To be done: Copy out the listing that follows exactly, dropping every picture.

--- Dataset content ---

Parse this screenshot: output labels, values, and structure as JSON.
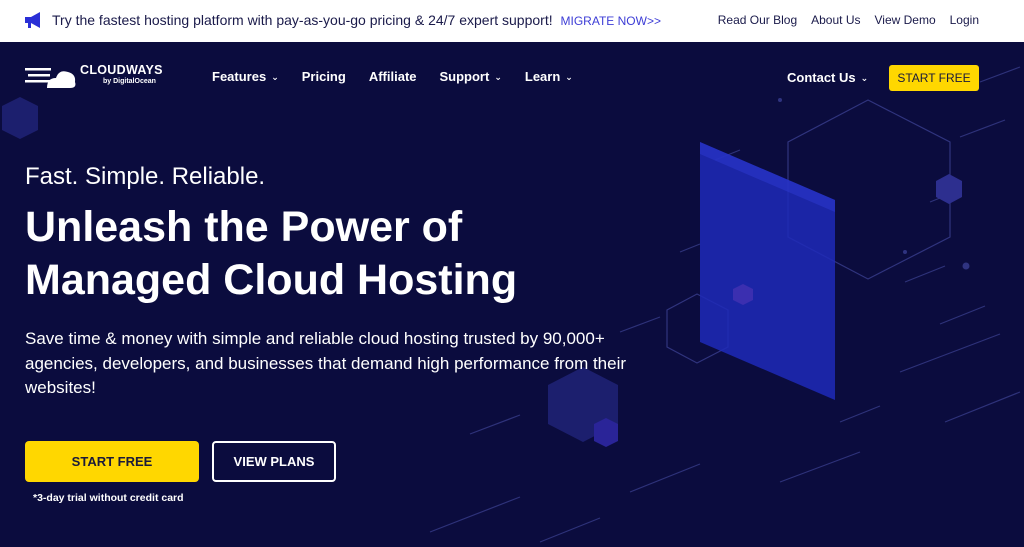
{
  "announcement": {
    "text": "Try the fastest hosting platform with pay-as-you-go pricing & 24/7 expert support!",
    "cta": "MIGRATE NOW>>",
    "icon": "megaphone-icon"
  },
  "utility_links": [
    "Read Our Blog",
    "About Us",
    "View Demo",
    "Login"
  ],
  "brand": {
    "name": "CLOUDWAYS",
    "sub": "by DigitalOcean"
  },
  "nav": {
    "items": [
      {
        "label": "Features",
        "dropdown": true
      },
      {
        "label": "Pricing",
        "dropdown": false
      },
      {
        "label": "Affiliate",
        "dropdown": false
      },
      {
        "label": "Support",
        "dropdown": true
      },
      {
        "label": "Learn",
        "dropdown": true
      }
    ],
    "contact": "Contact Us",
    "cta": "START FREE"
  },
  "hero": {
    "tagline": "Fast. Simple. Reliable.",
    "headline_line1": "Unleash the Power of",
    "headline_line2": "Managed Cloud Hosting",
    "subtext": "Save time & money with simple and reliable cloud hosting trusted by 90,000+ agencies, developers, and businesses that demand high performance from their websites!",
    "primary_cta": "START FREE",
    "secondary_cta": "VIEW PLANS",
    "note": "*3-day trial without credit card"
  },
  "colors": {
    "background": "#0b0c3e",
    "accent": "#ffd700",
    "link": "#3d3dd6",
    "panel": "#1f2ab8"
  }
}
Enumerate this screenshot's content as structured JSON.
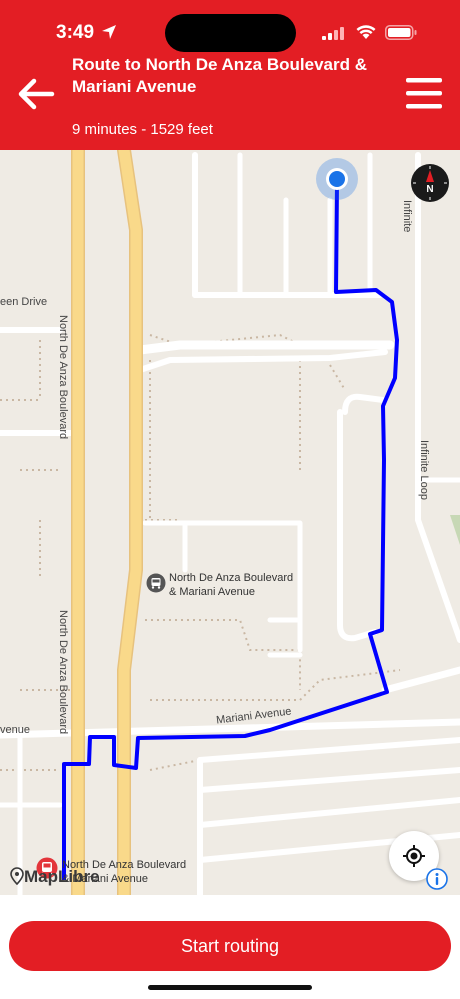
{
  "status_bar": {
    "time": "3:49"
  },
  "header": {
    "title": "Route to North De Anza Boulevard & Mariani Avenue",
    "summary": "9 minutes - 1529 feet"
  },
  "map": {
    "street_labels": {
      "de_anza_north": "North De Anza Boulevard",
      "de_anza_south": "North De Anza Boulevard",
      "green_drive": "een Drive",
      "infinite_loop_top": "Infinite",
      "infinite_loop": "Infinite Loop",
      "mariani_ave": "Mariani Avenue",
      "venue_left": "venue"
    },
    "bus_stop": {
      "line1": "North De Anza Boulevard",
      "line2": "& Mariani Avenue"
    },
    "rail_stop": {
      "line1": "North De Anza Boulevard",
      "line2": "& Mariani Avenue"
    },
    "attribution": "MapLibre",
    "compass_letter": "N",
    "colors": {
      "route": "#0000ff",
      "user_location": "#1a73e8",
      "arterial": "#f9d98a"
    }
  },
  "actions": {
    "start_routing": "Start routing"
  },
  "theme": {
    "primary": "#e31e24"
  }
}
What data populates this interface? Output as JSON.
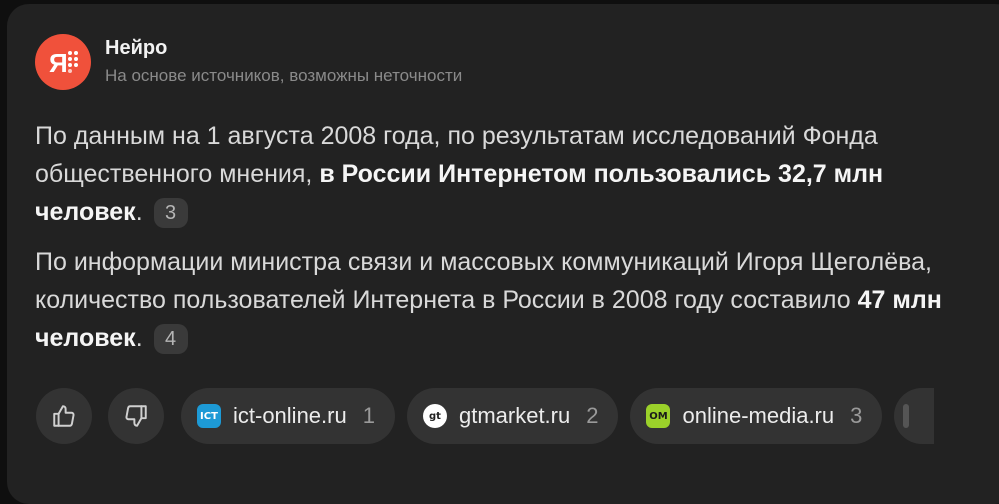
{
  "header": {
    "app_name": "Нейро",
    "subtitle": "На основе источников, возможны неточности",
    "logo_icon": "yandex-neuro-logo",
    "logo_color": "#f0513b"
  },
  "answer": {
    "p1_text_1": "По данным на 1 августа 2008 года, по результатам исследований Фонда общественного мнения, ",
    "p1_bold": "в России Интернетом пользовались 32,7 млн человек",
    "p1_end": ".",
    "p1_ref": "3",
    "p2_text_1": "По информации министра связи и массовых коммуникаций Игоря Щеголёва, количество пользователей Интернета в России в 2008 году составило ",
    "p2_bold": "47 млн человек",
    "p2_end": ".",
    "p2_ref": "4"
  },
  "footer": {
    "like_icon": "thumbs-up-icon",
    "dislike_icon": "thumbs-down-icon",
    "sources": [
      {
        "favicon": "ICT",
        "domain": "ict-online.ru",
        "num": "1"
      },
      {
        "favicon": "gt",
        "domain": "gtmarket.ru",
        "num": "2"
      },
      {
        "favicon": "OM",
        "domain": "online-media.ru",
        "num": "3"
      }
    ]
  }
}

---

Completed task:
Parse this screenshot: output labels, values, and structure as JSON.
{
  "announcement": {
    "text": "Try the fastest hosting platform with pay-as-you-go pricing & 24/7 expert support!",
    "cta": "MIGRATE NOW>>",
    "icon": "megaphone-icon"
  },
  "utility_links": [
    "Read Our Blog",
    "About Us",
    "View Demo",
    "Login"
  ],
  "brand": {
    "name": "CLOUDWAYS",
    "sub": "by DigitalOcean"
  },
  "nav": {
    "items": [
      {
        "label": "Features",
        "dropdown": true
      },
      {
        "label": "Pricing",
        "dropdown": false
      },
      {
        "label": "Affiliate",
        "dropdown": false
      },
      {
        "label": "Support",
        "dropdown": true
      },
      {
        "label": "Learn",
        "dropdown": true
      }
    ],
    "contact": "Contact Us",
    "cta": "START FREE"
  },
  "hero": {
    "tagline": "Fast. Simple. Reliable.",
    "headline_line1": "Unleash the Power of",
    "headline_line2": "Managed Cloud Hosting",
    "subtext": "Save time & money with simple and reliable cloud hosting trusted by 90,000+ agencies, developers, and businesses that demand high performance from their websites!",
    "primary_cta": "START FREE",
    "secondary_cta": "VIEW PLANS",
    "note": "*3-day trial without credit card"
  },
  "colors": {
    "background": "#0b0c3e",
    "accent": "#ffd700",
    "link": "#3d3dd6",
    "panel": "#1f2ab8"
  }
}
Enumerate this screenshot's content as structured JSON.
{
  "status_bar": {
    "time": "3:49"
  },
  "header": {
    "title": "Route to North De Anza Boulevard & Mariani Avenue",
    "summary": "9 minutes - 1529 feet"
  },
  "map": {
    "street_labels": {
      "de_anza_north": "North De Anza Boulevard",
      "de_anza_south": "North De Anza Boulevard",
      "green_drive": "een Drive",
      "infinite_loop_top": "Infinite",
      "infinite_loop": "Infinite Loop",
      "mariani_ave": "Mariani Avenue",
      "venue_left": "venue"
    },
    "bus_stop": {
      "line1": "North De Anza Boulevard",
      "line2": "& Mariani Avenue"
    },
    "rail_stop": {
      "line1": "North De Anza Boulevard",
      "line2": "& Mariani Avenue"
    },
    "attribution": "MapLibre",
    "compass_letter": "N",
    "colors": {
      "route": "#0000ff",
      "user_location": "#1a73e8",
      "arterial": "#f9d98a"
    }
  },
  "actions": {
    "start_routing": "Start routing"
  },
  "theme": {
    "primary": "#e31e24"
  }
}
What data populates this interface? Output as JSON.
{
  "header": {
    "app_name": "Нейро",
    "subtitle": "На основе источников, возможны неточности",
    "logo_icon": "yandex-neuro-logo",
    "logo_color": "#f0513b"
  },
  "answer": {
    "p1_text_1": "По данным на 1 августа 2008 года, по результатам исследований Фонда общественного мнения, ",
    "p1_bold": "в России Интернетом пользовались 32,7 млн человек",
    "p1_end": ".",
    "p1_ref": "3",
    "p2_text_1": "По информации министра связи и массовых коммуникаций Игоря Щеголёва, количество пользователей Интернета в России в 2008 году составило ",
    "p2_bold": "47 млн человек",
    "p2_end": ".",
    "p2_ref": "4"
  },
  "footer": {
    "like_icon": "thumbs-up-icon",
    "dislike_icon": "thumbs-down-icon",
    "sources": [
      {
        "favicon": "ICT",
        "domain": "ict-online.ru",
        "num": "1"
      },
      {
        "favicon": "gt",
        "domain": "gtmarket.ru",
        "num": "2"
      },
      {
        "favicon": "OM",
        "domain": "online-media.ru",
        "num": "3"
      }
    ]
  }
}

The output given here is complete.